EXERCISE DIRECTIONS
Identify each line below containing the string "Spielplätze" and copy it.

DATA ROWS
## Begin
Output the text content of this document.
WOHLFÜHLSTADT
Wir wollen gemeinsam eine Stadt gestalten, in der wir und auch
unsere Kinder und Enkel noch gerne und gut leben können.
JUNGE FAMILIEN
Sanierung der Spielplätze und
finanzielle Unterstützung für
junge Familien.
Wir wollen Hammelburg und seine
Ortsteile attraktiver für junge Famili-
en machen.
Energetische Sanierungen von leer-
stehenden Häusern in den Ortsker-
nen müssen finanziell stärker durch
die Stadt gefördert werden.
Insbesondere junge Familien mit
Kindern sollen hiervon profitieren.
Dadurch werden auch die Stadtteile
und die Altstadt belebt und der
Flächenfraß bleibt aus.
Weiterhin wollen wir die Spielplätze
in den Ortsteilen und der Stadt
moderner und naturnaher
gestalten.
## End
EXERCISE ANSWER
Sanierung der Spielplätze und
Weiterhin wollen wir die Spielplätze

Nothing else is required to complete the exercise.